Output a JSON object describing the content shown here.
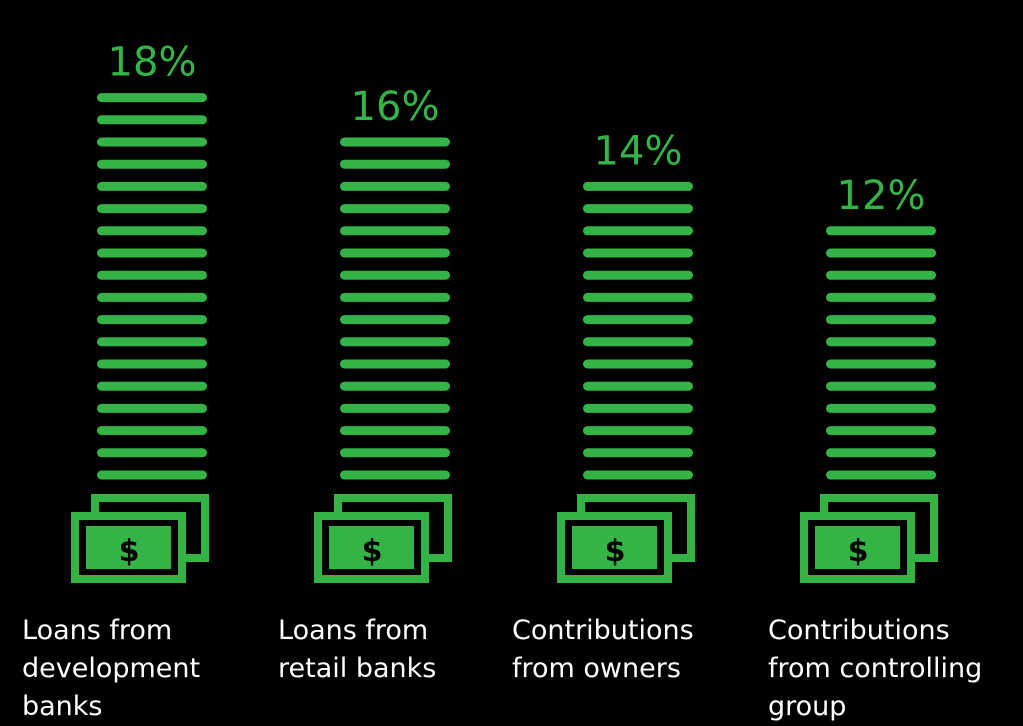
{
  "colors": {
    "background": "#000000",
    "accent": "#34b347",
    "label_text": "#ffffff",
    "note_glyph": "#000000"
  },
  "icons": [
    "money-bills-icon",
    "dollar-sign-icon",
    "coin-stack-line"
  ],
  "chart_data": {
    "type": "bar",
    "title": "",
    "xlabel": "",
    "ylabel": "",
    "ylim": [
      0,
      18
    ],
    "grid": false,
    "legend": "none",
    "categories": [
      "Loans from development banks",
      "Loans from retail banks",
      "Contributions from owners",
      "Contributions from controlling group"
    ],
    "values": [
      18,
      16,
      14,
      12
    ],
    "value_labels": [
      "18%",
      "16%",
      "14%",
      "12%"
    ],
    "note_symbol": "$"
  }
}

.....

Exercise instructions: Except for the pictures, give all the material above again verbatim.

Written answer:
Output a JSON object describing the content shown here.
{
  "colors": {
    "background": "#000000",
    "accent": "#34b347",
    "label_text": "#ffffff",
    "note_glyph": "#000000"
  },
  "icons": [
    "money-bills-icon",
    "dollar-sign-icon",
    "coin-stack-line"
  ],
  "chart_data": {
    "type": "bar",
    "title": "",
    "xlabel": "",
    "ylabel": "",
    "ylim": [
      0,
      18
    ],
    "grid": false,
    "legend": "none",
    "categories": [
      "Loans from development banks",
      "Loans from retail banks",
      "Contributions from owners",
      "Contributions from controlling group"
    ],
    "values": [
      18,
      16,
      14,
      12
    ],
    "value_labels": [
      "18%",
      "16%",
      "14%",
      "12%"
    ],
    "note_symbol": "$"
  }
}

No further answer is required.